I am not beyond bribery. I've bribed my kid with everything from pizza to ice cream to movie tickets in exchange for writing time. I take her to the park so she can run around, ride her bike, feed the geese or sit and read next to me, all so I can write and read for a while. I've trained her to sit and play while I teach a class. It's how so many of my students met my daughter. I've taken her to readings and events and even workshops I've taken. We do what we have to do to make this life happen.

No, it's not easy. It's hard work, but if it matters, if it's important, you'll figure out a way to do it. You have to!

And it helps to know you're not alone.
  • VIDA: Women in Literary Arts is a renowned research-driven organization whose mission is to increase critical attention to contemporary women's writing as well as further transparency around gender equality issues in contemporary literary culture. They offer articles and information specific to women writers, including moms.
  • In her blog, Jennifer Givhan interviews successful contemporary women writers who are also moms.
  • And check out Babble.com for a list of the top 100 mom bloggers of 2012.
  • MomWriters.com MomWriterstm is a community of professional and new writers who face the unique challenges of writing with children underfoot.

# COMPLETE THE FOLLOWING
1) In the passage on writing while raising a child, translate this sentence into Spanish: "I've trained her to sit and play while I teach a class."
2) List each thing the passage on writing while raising a child says the daughter can do at the park.
3) Carry on the passage on writing while raising a child, starting right after its final sentence.

# RECORD EXCERPTS
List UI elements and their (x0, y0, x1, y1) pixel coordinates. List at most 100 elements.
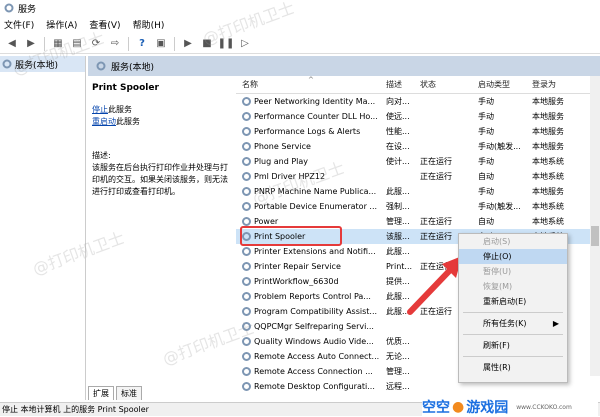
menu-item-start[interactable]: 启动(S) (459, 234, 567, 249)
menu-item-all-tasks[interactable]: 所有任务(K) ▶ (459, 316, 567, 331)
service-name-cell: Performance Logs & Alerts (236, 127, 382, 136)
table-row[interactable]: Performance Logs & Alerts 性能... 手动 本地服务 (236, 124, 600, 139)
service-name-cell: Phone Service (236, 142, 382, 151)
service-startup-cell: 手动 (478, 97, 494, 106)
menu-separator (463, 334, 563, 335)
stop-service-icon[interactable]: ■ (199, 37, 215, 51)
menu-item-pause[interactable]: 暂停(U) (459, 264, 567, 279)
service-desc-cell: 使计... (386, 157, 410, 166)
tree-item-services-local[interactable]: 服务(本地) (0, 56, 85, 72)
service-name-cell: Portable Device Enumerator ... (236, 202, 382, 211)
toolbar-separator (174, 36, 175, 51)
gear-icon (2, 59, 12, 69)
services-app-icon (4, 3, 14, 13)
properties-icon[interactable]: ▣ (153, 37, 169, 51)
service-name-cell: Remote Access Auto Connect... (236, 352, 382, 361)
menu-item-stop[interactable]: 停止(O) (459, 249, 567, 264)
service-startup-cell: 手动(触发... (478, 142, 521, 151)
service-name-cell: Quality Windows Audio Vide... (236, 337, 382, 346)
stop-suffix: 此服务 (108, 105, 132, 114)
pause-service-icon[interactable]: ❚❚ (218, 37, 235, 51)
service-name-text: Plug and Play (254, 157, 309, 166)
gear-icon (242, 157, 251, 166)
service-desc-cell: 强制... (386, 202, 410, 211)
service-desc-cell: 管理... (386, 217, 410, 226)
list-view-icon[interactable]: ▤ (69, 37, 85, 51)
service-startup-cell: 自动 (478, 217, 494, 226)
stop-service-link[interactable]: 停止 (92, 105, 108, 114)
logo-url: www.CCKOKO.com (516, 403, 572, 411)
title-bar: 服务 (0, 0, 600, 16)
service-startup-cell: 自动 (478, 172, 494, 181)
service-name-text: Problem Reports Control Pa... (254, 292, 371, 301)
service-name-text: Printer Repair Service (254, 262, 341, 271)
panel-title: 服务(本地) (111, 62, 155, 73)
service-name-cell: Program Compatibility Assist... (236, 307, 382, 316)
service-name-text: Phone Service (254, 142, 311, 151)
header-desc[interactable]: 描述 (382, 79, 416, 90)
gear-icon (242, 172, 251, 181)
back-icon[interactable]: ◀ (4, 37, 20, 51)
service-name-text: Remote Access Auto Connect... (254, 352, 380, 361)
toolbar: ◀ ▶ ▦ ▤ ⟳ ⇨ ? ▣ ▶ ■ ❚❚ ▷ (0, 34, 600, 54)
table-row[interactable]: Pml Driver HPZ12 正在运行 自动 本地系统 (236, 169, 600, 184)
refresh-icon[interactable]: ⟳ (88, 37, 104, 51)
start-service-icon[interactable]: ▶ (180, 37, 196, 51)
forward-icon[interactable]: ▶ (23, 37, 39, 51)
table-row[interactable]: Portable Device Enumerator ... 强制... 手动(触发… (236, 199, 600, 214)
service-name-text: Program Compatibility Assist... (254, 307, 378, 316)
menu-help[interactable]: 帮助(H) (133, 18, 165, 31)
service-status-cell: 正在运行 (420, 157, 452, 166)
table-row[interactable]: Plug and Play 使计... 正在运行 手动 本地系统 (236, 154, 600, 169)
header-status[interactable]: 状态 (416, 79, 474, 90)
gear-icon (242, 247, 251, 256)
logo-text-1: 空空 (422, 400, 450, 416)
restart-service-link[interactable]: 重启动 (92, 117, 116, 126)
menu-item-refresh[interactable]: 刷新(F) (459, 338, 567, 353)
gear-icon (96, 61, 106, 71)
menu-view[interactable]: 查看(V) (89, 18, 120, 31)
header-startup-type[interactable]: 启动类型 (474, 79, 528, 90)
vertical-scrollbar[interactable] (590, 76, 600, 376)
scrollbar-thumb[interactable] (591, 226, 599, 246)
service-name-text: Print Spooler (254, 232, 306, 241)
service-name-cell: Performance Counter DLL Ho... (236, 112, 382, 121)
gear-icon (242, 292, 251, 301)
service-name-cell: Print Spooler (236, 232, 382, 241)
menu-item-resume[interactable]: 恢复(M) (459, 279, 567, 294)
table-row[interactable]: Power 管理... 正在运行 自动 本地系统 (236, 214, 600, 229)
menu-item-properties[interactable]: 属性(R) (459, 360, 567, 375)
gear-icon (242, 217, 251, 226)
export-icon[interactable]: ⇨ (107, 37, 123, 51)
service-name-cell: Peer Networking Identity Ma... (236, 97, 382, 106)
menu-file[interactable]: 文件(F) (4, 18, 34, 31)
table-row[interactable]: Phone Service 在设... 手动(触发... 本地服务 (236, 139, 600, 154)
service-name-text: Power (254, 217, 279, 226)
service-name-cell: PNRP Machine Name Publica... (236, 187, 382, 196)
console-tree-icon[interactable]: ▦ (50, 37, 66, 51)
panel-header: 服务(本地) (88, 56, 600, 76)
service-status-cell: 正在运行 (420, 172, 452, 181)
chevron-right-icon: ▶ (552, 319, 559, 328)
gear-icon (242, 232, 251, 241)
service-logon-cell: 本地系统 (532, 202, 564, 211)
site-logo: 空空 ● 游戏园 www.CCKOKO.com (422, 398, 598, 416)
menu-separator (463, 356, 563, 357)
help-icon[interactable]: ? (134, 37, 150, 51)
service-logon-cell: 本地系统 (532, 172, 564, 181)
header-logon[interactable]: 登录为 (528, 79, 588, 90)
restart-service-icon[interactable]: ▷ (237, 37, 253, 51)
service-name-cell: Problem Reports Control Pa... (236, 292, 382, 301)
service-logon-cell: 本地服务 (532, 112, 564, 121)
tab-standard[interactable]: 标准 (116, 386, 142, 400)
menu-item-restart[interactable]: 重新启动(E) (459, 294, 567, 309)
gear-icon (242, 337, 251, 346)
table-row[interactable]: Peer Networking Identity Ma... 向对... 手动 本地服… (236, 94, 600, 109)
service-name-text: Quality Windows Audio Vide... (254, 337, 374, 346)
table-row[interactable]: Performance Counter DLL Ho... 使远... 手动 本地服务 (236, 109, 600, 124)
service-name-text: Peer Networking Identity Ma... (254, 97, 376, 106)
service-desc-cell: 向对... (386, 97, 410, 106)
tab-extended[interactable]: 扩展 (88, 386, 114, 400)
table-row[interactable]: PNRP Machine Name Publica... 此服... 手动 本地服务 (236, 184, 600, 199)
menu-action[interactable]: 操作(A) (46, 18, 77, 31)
--
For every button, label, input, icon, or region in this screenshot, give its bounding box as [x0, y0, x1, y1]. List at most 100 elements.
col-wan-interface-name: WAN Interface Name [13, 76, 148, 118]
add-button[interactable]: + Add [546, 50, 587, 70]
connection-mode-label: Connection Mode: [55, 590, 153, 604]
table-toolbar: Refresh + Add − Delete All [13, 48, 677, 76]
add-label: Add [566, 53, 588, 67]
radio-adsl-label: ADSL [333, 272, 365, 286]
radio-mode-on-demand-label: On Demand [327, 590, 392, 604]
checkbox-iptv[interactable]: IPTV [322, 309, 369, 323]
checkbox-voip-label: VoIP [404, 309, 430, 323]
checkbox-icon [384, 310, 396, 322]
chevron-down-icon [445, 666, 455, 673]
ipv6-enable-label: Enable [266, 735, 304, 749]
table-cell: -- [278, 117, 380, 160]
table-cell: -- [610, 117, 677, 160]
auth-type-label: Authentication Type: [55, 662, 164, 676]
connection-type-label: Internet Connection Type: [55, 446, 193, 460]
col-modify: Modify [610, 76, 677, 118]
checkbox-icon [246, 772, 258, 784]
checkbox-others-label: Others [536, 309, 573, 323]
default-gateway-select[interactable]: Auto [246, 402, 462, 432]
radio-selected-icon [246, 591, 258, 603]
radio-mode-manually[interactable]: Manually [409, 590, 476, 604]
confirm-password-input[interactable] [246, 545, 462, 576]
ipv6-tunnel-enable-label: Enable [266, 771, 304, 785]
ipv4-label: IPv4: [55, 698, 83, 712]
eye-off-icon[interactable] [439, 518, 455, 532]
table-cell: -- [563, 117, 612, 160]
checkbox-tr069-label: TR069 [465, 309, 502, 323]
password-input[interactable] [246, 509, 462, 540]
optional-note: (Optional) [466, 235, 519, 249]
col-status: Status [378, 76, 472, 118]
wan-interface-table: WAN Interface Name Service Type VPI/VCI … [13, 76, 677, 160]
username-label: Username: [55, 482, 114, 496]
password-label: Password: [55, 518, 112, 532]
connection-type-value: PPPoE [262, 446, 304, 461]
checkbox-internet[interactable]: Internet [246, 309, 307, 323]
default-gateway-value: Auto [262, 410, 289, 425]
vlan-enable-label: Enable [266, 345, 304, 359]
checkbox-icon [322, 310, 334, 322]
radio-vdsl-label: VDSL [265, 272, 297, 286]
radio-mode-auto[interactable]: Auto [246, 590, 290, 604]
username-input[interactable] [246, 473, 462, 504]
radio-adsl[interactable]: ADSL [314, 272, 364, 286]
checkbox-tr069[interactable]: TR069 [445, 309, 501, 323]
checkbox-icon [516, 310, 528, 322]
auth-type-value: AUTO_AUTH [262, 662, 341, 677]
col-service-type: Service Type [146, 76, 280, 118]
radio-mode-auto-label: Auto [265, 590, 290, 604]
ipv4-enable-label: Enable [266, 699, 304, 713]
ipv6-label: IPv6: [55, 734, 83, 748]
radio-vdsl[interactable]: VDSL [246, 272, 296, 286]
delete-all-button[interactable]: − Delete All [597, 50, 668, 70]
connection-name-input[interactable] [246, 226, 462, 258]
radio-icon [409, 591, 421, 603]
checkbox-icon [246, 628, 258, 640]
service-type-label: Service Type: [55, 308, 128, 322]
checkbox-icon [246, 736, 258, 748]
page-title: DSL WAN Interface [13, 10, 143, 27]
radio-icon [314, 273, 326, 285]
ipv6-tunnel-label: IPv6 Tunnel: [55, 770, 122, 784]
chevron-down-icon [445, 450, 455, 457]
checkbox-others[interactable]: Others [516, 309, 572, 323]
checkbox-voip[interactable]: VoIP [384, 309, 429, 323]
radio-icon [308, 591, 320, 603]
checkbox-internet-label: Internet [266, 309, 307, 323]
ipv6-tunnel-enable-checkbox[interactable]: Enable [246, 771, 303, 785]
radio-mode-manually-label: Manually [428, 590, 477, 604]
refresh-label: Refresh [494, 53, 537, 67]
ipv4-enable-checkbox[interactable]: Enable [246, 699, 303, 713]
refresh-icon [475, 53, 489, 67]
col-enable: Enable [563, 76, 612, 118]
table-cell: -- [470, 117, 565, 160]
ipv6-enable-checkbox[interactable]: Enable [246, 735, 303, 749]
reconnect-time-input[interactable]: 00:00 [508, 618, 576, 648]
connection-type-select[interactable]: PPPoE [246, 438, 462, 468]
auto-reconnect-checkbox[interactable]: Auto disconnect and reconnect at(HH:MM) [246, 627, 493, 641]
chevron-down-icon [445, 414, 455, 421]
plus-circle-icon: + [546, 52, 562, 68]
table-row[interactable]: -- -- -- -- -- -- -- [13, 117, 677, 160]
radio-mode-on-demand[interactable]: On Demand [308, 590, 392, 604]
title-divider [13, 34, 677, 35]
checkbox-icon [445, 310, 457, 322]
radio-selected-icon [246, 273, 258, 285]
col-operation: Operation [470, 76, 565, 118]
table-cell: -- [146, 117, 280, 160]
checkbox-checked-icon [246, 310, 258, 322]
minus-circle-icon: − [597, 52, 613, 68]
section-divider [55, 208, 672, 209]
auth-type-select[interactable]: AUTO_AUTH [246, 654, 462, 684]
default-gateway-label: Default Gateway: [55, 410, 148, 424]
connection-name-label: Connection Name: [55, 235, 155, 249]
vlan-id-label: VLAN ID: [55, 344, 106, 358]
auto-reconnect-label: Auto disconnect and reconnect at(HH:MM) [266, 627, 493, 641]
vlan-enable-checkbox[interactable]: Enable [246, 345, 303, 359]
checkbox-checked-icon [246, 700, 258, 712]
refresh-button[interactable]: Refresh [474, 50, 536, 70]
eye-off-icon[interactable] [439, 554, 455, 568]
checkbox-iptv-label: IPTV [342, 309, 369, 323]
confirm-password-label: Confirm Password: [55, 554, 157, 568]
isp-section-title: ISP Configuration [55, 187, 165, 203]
==
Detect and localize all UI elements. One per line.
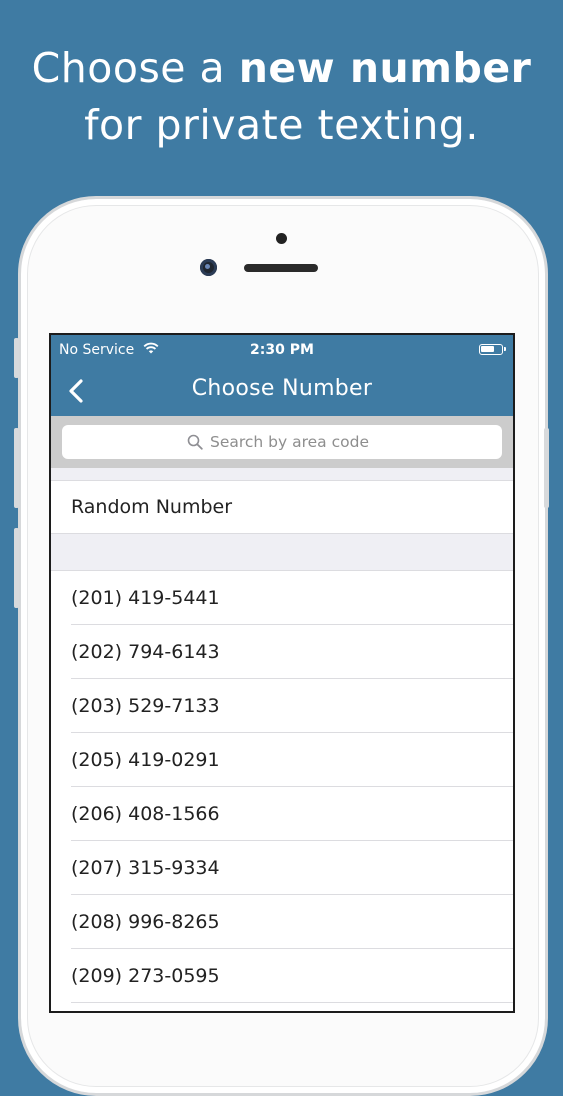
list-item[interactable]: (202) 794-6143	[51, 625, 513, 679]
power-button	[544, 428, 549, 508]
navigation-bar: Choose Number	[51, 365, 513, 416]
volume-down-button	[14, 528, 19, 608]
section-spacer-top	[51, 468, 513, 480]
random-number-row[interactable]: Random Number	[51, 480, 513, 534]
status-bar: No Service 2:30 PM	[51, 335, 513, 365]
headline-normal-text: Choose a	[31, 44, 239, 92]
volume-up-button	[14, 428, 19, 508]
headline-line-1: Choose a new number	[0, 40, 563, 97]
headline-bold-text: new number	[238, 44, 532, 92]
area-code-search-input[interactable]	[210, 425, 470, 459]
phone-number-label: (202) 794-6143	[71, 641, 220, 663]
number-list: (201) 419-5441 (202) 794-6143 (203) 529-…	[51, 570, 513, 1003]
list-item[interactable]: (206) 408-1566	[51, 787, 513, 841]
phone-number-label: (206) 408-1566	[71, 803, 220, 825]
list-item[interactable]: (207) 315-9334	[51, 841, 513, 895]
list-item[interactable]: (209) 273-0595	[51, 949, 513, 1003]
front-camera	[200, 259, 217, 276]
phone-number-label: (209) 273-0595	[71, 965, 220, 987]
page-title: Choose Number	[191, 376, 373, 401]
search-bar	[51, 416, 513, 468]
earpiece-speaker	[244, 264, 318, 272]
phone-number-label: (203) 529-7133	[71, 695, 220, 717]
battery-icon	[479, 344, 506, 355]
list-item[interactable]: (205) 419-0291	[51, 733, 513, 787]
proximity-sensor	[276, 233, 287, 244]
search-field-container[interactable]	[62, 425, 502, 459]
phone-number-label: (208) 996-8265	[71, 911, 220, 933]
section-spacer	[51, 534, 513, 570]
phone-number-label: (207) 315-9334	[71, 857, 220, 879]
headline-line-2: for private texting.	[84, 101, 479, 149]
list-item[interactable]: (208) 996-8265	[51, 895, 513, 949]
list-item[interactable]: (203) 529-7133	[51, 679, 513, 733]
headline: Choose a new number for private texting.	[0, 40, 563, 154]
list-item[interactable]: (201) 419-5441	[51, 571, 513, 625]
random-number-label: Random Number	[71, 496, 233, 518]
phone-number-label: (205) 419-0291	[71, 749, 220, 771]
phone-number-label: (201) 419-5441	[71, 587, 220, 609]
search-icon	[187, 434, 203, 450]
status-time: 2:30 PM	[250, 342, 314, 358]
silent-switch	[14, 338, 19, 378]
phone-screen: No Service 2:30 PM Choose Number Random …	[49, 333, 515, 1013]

# ANSWERS TO THE PROBLEMS
1) La he enseñado a sentarse y jugar mientras doy una clase.

2)
- run around
- ride her bike
- feed the geese
- sit and read next to the writer

3)
If you want to write, please figure out a way to do it. And, please, please, please, don't use your kids as an excuse not to. Use them as an excuse to do it! To write and share your stories and poems and essays and blogs! We don't need any more people who resent their kids because they felt like they had to stop living and dreaming once they became parents.

And if your partner doesn't support your writing, I think you have some real sitting with yourself to do. I'm not telling you to leave him (or her). I mean, who the f*ck am I to tell you to walk out of a relationship? What I am saying is that not pursuing your dream of writing will probably have some seriously detrimental effects, the least of which is resenting your partner and anyone else who is standing in your way. And then hating everyone who is doing the writing you wish you had.